PROBLEM TO SOLVE
What is needed is each line of the data below that holds the string "content".
-------------------------
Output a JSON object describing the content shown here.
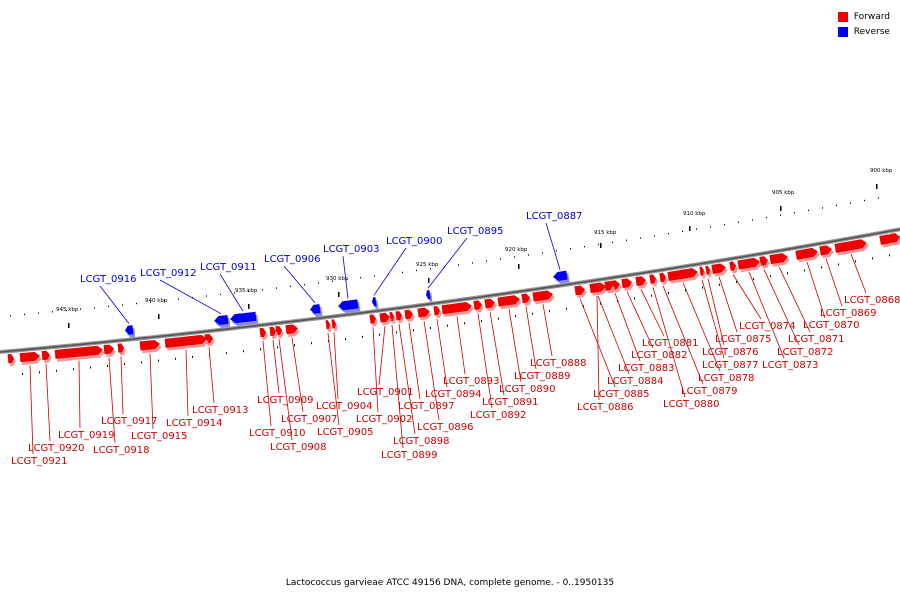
{
  "legend": [
    {
      "label": "Forward",
      "color": "#ee0000"
    },
    {
      "label": "Reverse",
      "color": "#0000ee"
    }
  ],
  "caption": "Lactococcus garvieae ATCC 49156 DNA, complete genome. - 0..1950135",
  "kbp_labels": [
    "900 kbp",
    "905 kbp",
    "910 kbp",
    "915 kbp",
    "920 kbp",
    "925 kbp",
    "930 kbp",
    "935 kbp",
    "940 kbp",
    "945 kbp"
  ],
  "genes": [
    {
      "name": "LCGT_0868",
      "strand": "forward"
    },
    {
      "name": "LCGT_0869",
      "strand": "forward"
    },
    {
      "name": "LCGT_0870",
      "strand": "forward"
    },
    {
      "name": "LCGT_0871",
      "strand": "forward"
    },
    {
      "name": "LCGT_0872",
      "strand": "forward"
    },
    {
      "name": "LCGT_0873",
      "strand": "forward"
    },
    {
      "name": "LCGT_0874",
      "strand": "forward"
    },
    {
      "name": "LCGT_0875",
      "strand": "forward"
    },
    {
      "name": "LCGT_0876",
      "strand": "forward"
    },
    {
      "name": "LCGT_0877",
      "strand": "forward"
    },
    {
      "name": "LCGT_0878",
      "strand": "forward"
    },
    {
      "name": "LCGT_0879",
      "strand": "forward"
    },
    {
      "name": "LCGT_0880",
      "strand": "forward"
    },
    {
      "name": "LCGT_0881",
      "strand": "forward"
    },
    {
      "name": "LCGT_0882",
      "strand": "forward"
    },
    {
      "name": "LCGT_0883",
      "strand": "forward"
    },
    {
      "name": "LCGT_0884",
      "strand": "forward"
    },
    {
      "name": "LCGT_0885",
      "strand": "forward"
    },
    {
      "name": "LCGT_0886",
      "strand": "forward"
    },
    {
      "name": "LCGT_0887",
      "strand": "reverse"
    },
    {
      "name": "LCGT_0888",
      "strand": "forward"
    },
    {
      "name": "LCGT_0889",
      "strand": "forward"
    },
    {
      "name": "LCGT_0890",
      "strand": "forward"
    },
    {
      "name": "LCGT_0891",
      "strand": "forward"
    },
    {
      "name": "LCGT_0892",
      "strand": "forward"
    },
    {
      "name": "LCGT_0893",
      "strand": "forward"
    },
    {
      "name": "LCGT_0894",
      "strand": "forward"
    },
    {
      "name": "LCGT_0895",
      "strand": "reverse"
    },
    {
      "name": "LCGT_0896",
      "strand": "forward"
    },
    {
      "name": "LCGT_0897",
      "strand": "forward"
    },
    {
      "name": "LCGT_0898",
      "strand": "forward"
    },
    {
      "name": "LCGT_0899",
      "strand": "forward"
    },
    {
      "name": "LCGT_0900",
      "strand": "reverse"
    },
    {
      "name": "LCGT_0901",
      "strand": "forward"
    },
    {
      "name": "LCGT_0902",
      "strand": "forward"
    },
    {
      "name": "LCGT_0903",
      "strand": "reverse"
    },
    {
      "name": "LCGT_0904",
      "strand": "forward"
    },
    {
      "name": "LCGT_0905",
      "strand": "forward"
    },
    {
      "name": "LCGT_0906",
      "strand": "reverse"
    },
    {
      "name": "LCGT_0907",
      "strand": "forward"
    },
    {
      "name": "LCGT_0908",
      "strand": "forward"
    },
    {
      "name": "LCGT_0909",
      "strand": "forward"
    },
    {
      "name": "LCGT_0910",
      "strand": "forward"
    },
    {
      "name": "LCGT_0911",
      "strand": "reverse"
    },
    {
      "name": "LCGT_0912",
      "strand": "reverse"
    },
    {
      "name": "LCGT_0913",
      "strand": "forward"
    },
    {
      "name": "LCGT_0914",
      "strand": "forward"
    },
    {
      "name": "LCGT_0915",
      "strand": "forward"
    },
    {
      "name": "LCGT_0916",
      "strand": "reverse"
    },
    {
      "name": "LCGT_0917",
      "strand": "forward"
    },
    {
      "name": "LCGT_0918",
      "strand": "forward"
    },
    {
      "name": "LCGT_0919",
      "strand": "forward"
    },
    {
      "name": "LCGT_0920",
      "strand": "forward"
    },
    {
      "name": "LCGT_0921",
      "strand": "forward"
    }
  ]
}
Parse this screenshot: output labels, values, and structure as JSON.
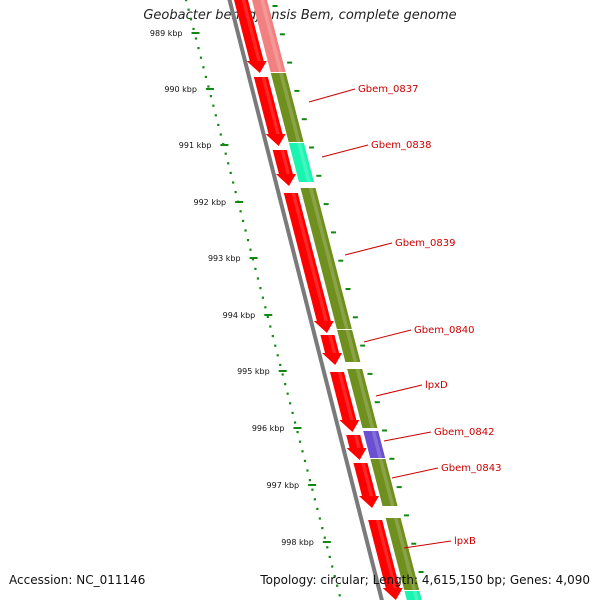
{
  "title": "Geobacter bemidjiensis Bem, complete genome",
  "footer": {
    "accession": "Accession: NC_011146",
    "summary": "Topology: circular; Length: 4,615,150 bp; Genes: 4,090"
  },
  "colors": {
    "cds_red": "#ff0000",
    "olive": "#6f8f1e",
    "cyan": "#19f5b0",
    "purple": "#6a4fd0",
    "pink": "#f28080",
    "tick_green": "#118811",
    "label_red": "#cc0000",
    "backbone": "#7a7a7a"
  },
  "scale_labels": [
    "989 kbp",
    "990 kbp",
    "991 kbp",
    "992 kbp",
    "993 kbp",
    "994 kbp",
    "995 kbp",
    "996 kbp",
    "997 kbp",
    "998 kbp"
  ],
  "gene_labels": [
    "Gbem_0837",
    "Gbem_0838",
    "Gbem_0839",
    "Gbem_0840",
    "lpxD",
    "Gbem_0842",
    "Gbem_0843",
    "lpxB"
  ]
}
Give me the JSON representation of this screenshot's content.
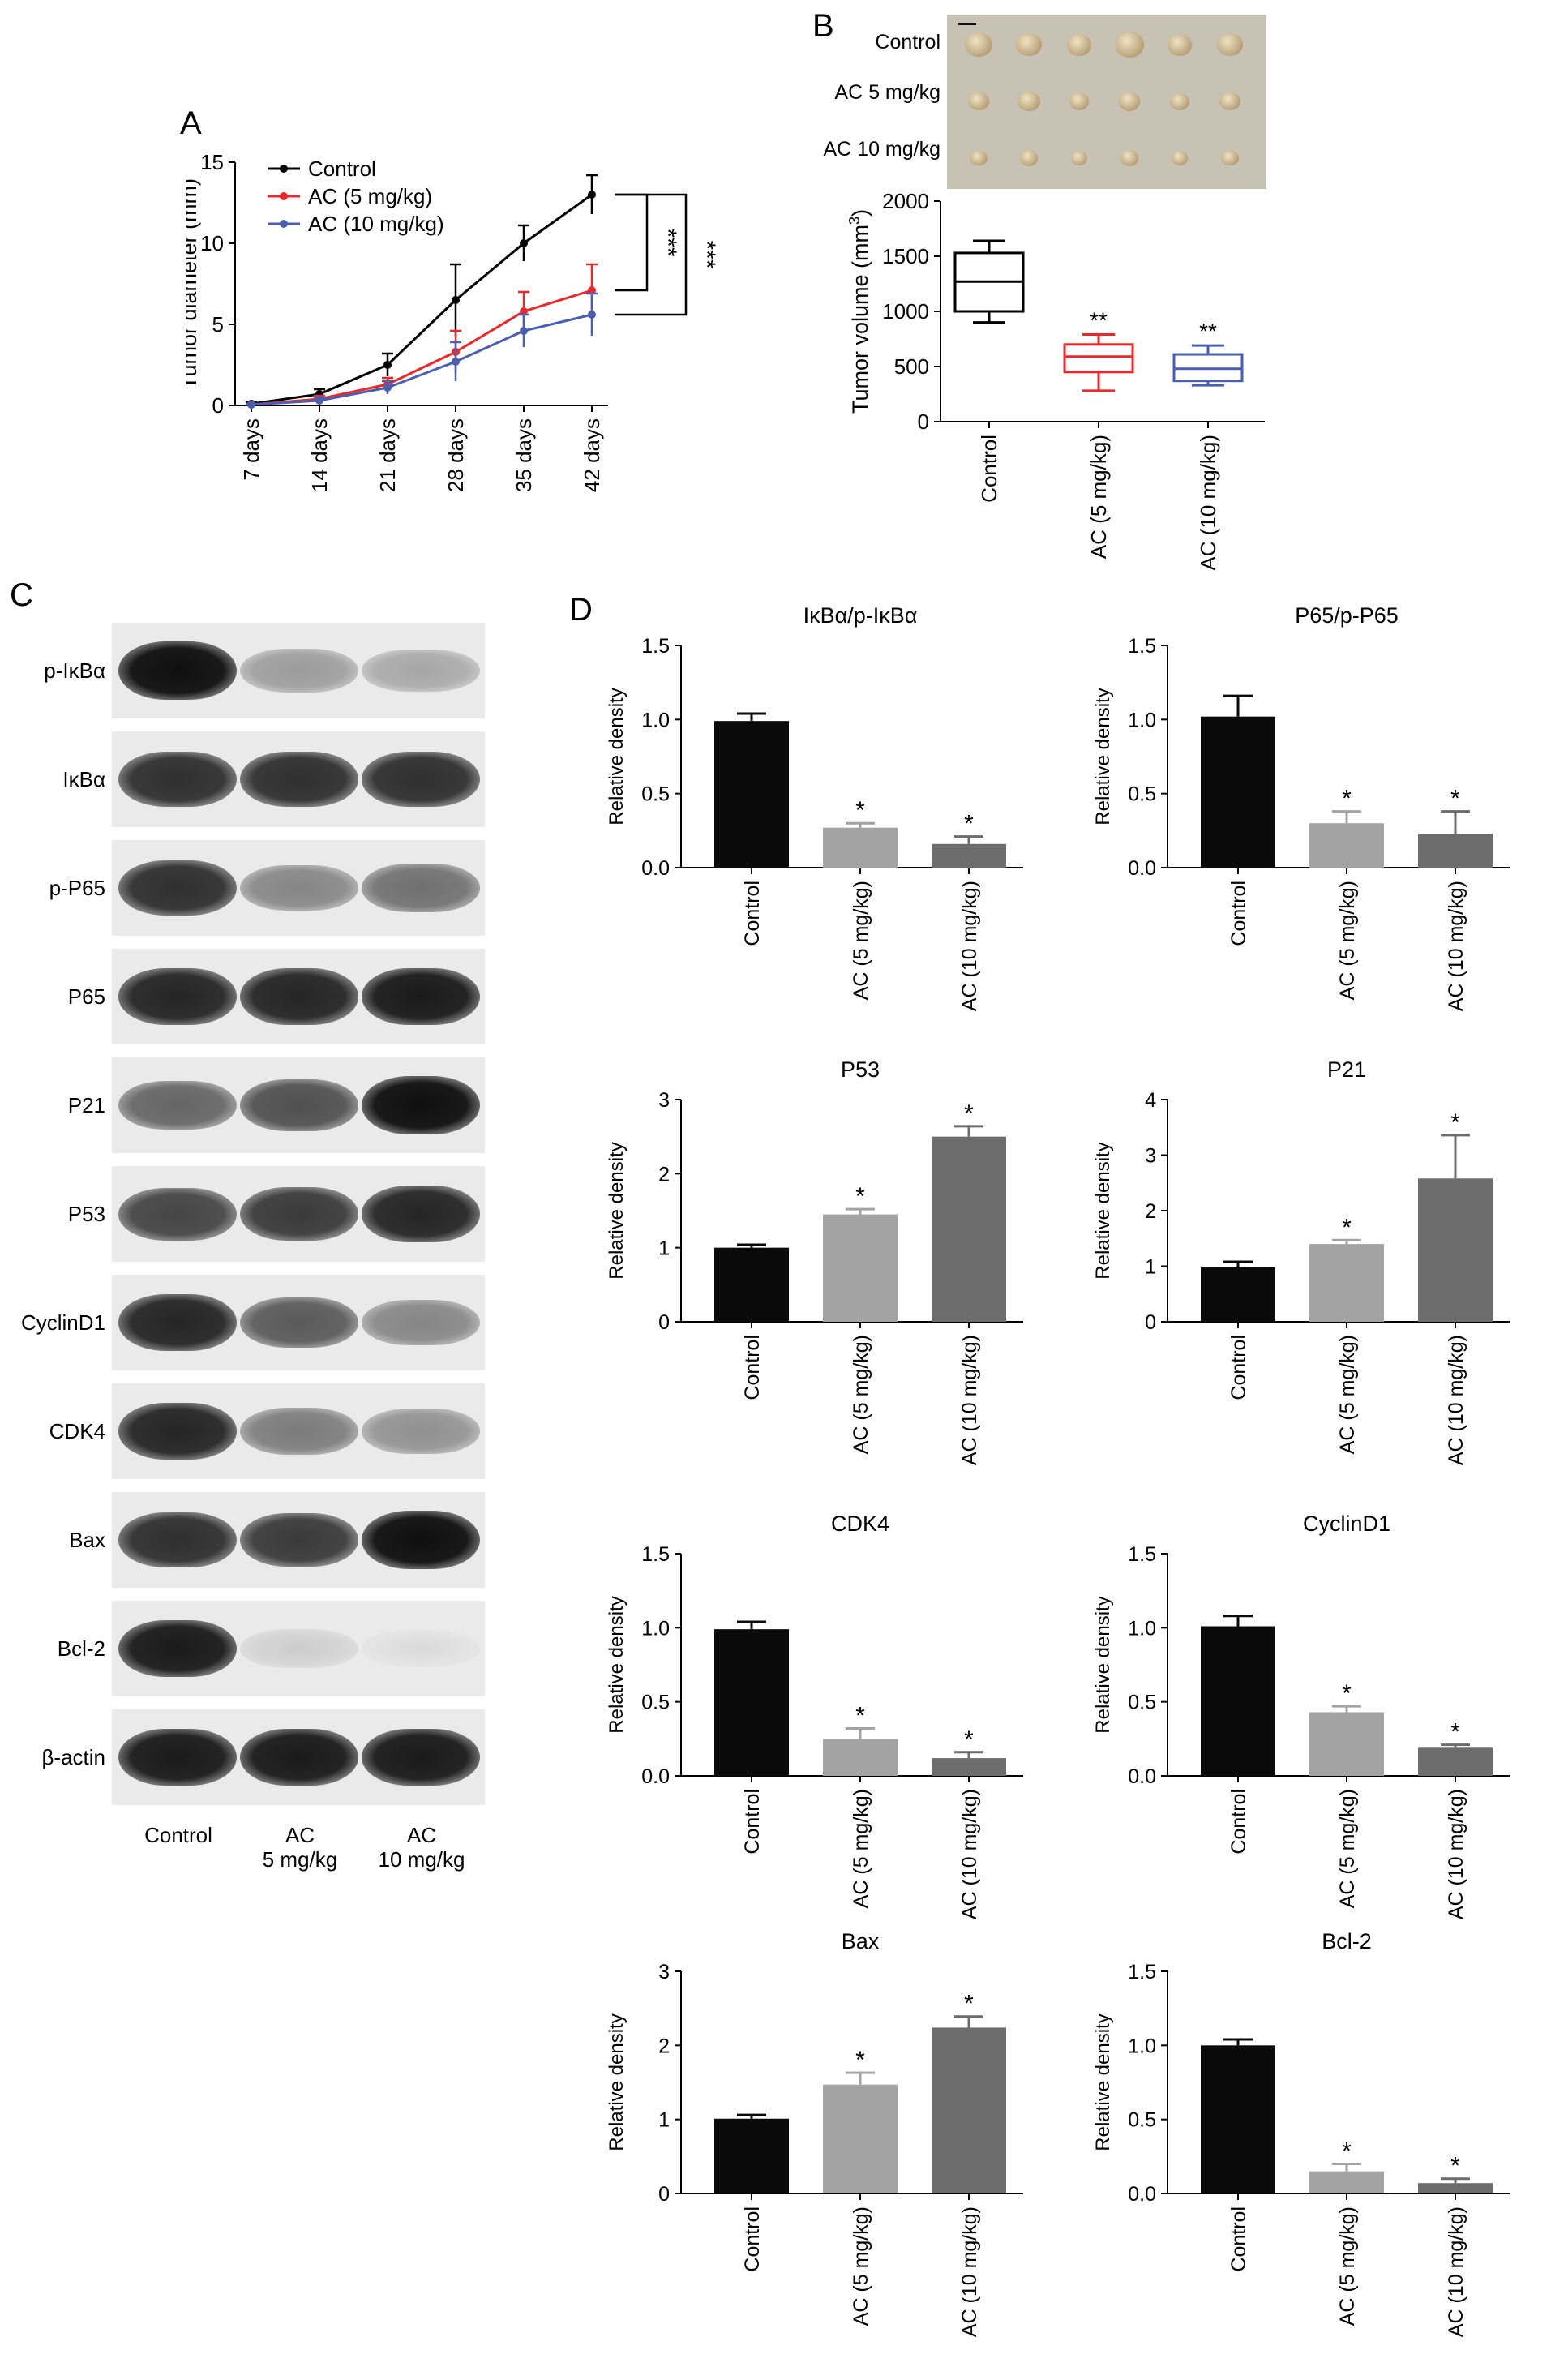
{
  "panels": {
    "A": "A",
    "B": "B",
    "C": "C",
    "D": "D"
  },
  "chart_data": [
    {
      "id": "A",
      "type": "line",
      "ylabel": "Tumor diameter (mm)",
      "x": [
        "7 days",
        "14 days",
        "21 days",
        "28 days",
        "35 days",
        "42 days"
      ],
      "ylim": [
        0,
        15
      ],
      "yticks": [
        0,
        5,
        10,
        15
      ],
      "series": [
        {
          "name": "Control",
          "color": "#000000",
          "values": [
            0.1,
            0.7,
            2.5,
            6.5,
            10,
            13
          ],
          "errors": [
            0.1,
            0.3,
            0.7,
            2.2,
            1.1,
            1.2
          ]
        },
        {
          "name": "AC (5 mg/kg)",
          "color": "#e8282b",
          "values": [
            0.05,
            0.4,
            1.3,
            3.3,
            5.8,
            7.1
          ],
          "errors": [
            0.05,
            0.2,
            0.4,
            1.3,
            1.2,
            1.6
          ]
        },
        {
          "name": "AC (10 mg/kg)",
          "color": "#4a5fb0",
          "values": [
            0.05,
            0.3,
            1.1,
            2.7,
            4.6,
            5.6
          ],
          "errors": [
            0.05,
            0.2,
            0.4,
            1.2,
            1.0,
            1.3
          ]
        }
      ],
      "significance": [
        "***",
        "***"
      ]
    },
    {
      "id": "B",
      "type": "box",
      "ylabel_prefix": "Tumor volume (mm",
      "ylabel_sup": "3",
      "ylabel_suffix": ")",
      "ylim": [
        0,
        2000
      ],
      "yticks": [
        0,
        500,
        1000,
        1500,
        2000
      ],
      "categories": [
        "Control",
        "AC (5 mg/kg)",
        "AC (10 mg/kg)"
      ],
      "colors": [
        "#000000",
        "#e8282b",
        "#4a5fb0"
      ],
      "boxes": [
        {
          "min": 900,
          "q1": 1000,
          "median": 1270,
          "q3": 1530,
          "max": 1640
        },
        {
          "min": 280,
          "q1": 450,
          "median": 590,
          "q3": 700,
          "max": 790
        },
        {
          "min": 330,
          "q1": 370,
          "median": 480,
          "q3": 610,
          "max": 690
        }
      ],
      "annotations": [
        "",
        "**",
        "**"
      ]
    },
    {
      "id": "D1",
      "type": "bar",
      "title": "IκBα/p-IκBα",
      "ylabel": "Relative density",
      "ylim": [
        0,
        1.5
      ],
      "yticks": [
        "0.0",
        "0.5",
        "1.0",
        "1.5"
      ],
      "categories": [
        "Control",
        "AC (5 mg/kg)",
        "AC (10 mg/kg)"
      ],
      "values": [
        0.99,
        0.27,
        0.16
      ],
      "errors": [
        0.05,
        0.03,
        0.05
      ],
      "annotations": [
        "",
        "*",
        "*"
      ]
    },
    {
      "id": "D2",
      "type": "bar",
      "title": "P65/p-P65",
      "ylabel": "Relative density",
      "ylim": [
        0,
        1.5
      ],
      "yticks": [
        "0.0",
        "0.5",
        "1.0",
        "1.5"
      ],
      "categories": [
        "Control",
        "AC (5 mg/kg)",
        "AC (10 mg/kg)"
      ],
      "values": [
        1.02,
        0.3,
        0.23
      ],
      "errors": [
        0.14,
        0.08,
        0.15
      ],
      "annotations": [
        "",
        "*",
        "*"
      ]
    },
    {
      "id": "D3",
      "type": "bar",
      "title": "P53",
      "ylabel": "Relative density",
      "ylim": [
        0,
        3
      ],
      "yticks": [
        "0",
        "1",
        "2",
        "3"
      ],
      "categories": [
        "Control",
        "AC (5 mg/kg)",
        "AC (10 mg/kg)"
      ],
      "values": [
        1.0,
        1.45,
        2.5
      ],
      "errors": [
        0.04,
        0.07,
        0.14
      ],
      "annotations": [
        "",
        "*",
        "*"
      ]
    },
    {
      "id": "D4",
      "type": "bar",
      "title": "P21",
      "ylabel": "Relative density",
      "ylim": [
        0,
        4
      ],
      "yticks": [
        "0",
        "1",
        "2",
        "3",
        "4"
      ],
      "categories": [
        "Control",
        "AC (5 mg/kg)",
        "AC (10 mg/kg)"
      ],
      "values": [
        0.98,
        1.4,
        2.58
      ],
      "errors": [
        0.1,
        0.07,
        0.78
      ],
      "annotations": [
        "",
        "*",
        "*"
      ]
    },
    {
      "id": "D5",
      "type": "bar",
      "title": "CDK4",
      "ylabel": "Relative density",
      "ylim": [
        0,
        1.5
      ],
      "yticks": [
        "0.0",
        "0.5",
        "1.0",
        "1.5"
      ],
      "categories": [
        "Control",
        "AC (5 mg/kg)",
        "AC (10 mg/kg)"
      ],
      "values": [
        0.99,
        0.25,
        0.12
      ],
      "errors": [
        0.05,
        0.07,
        0.04
      ],
      "annotations": [
        "",
        "*",
        "*"
      ]
    },
    {
      "id": "D6",
      "type": "bar",
      "title": "CyclinD1",
      "ylabel": "Relative density",
      "ylim": [
        0,
        1.5
      ],
      "yticks": [
        "0.0",
        "0.5",
        "1.0",
        "1.5"
      ],
      "categories": [
        "Control",
        "AC (5 mg/kg)",
        "AC (10 mg/kg)"
      ],
      "values": [
        1.01,
        0.43,
        0.19
      ],
      "errors": [
        0.07,
        0.04,
        0.02
      ],
      "annotations": [
        "",
        "*",
        "*"
      ]
    },
    {
      "id": "D7",
      "type": "bar",
      "title": "Bax",
      "ylabel": "Relative density",
      "ylim": [
        0,
        3
      ],
      "yticks": [
        "0",
        "1",
        "2",
        "3"
      ],
      "categories": [
        "Control",
        "AC (5 mg/kg)",
        "AC (10 mg/kg)"
      ],
      "values": [
        1.01,
        1.47,
        2.24
      ],
      "errors": [
        0.05,
        0.16,
        0.15
      ],
      "annotations": [
        "",
        "*",
        "*"
      ]
    },
    {
      "id": "D8",
      "type": "bar",
      "title": "Bcl-2",
      "ylabel": "Relative density",
      "ylim": [
        0,
        1.5
      ],
      "yticks": [
        "0.0",
        "0.5",
        "1.0",
        "1.5"
      ],
      "categories": [
        "Control",
        "AC (5 mg/kg)",
        "AC (10 mg/kg)"
      ],
      "values": [
        1.0,
        0.15,
        0.07
      ],
      "errors": [
        0.04,
        0.05,
        0.03
      ],
      "annotations": [
        "",
        "*",
        "*"
      ]
    }
  ],
  "photo": {
    "rows": [
      "Control",
      "AC 5 mg/kg",
      "AC 10 mg/kg"
    ],
    "tumor_sizes": [
      [
        1.0,
        0.95,
        0.9,
        1.05,
        0.9,
        0.95
      ],
      [
        0.75,
        0.8,
        0.72,
        0.78,
        0.7,
        0.74
      ],
      [
        0.62,
        0.66,
        0.6,
        0.64,
        0.58,
        0.62
      ]
    ]
  },
  "blot": {
    "labels": [
      "p-IκBα",
      "IκBα",
      "p-P65",
      "P65",
      "P21",
      "P53",
      "CyclinD1",
      "CDK4",
      "Bax",
      "Bcl-2",
      "β-actin"
    ],
    "band_intensity": [
      [
        1.0,
        0.35,
        0.3
      ],
      [
        0.85,
        0.85,
        0.85
      ],
      [
        0.85,
        0.45,
        0.55
      ],
      [
        0.9,
        0.9,
        0.95
      ],
      [
        0.6,
        0.7,
        1.0
      ],
      [
        0.75,
        0.8,
        0.9
      ],
      [
        0.9,
        0.65,
        0.45
      ],
      [
        0.9,
        0.5,
        0.4
      ],
      [
        0.85,
        0.8,
        1.0
      ],
      [
        0.95,
        0.12,
        0.06
      ],
      [
        0.95,
        0.95,
        0.95
      ]
    ],
    "columns": [
      {
        "line1": "Control",
        "line2": ""
      },
      {
        "line1": "AC",
        "line2": "5 mg/kg"
      },
      {
        "line1": "AC",
        "line2": "10 mg/kg"
      }
    ]
  }
}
-------------------------
ANSWER TO THE PROBLEM
Output a JSON object describing the content shown here.
Give me the JSON representation of this screenshot's content.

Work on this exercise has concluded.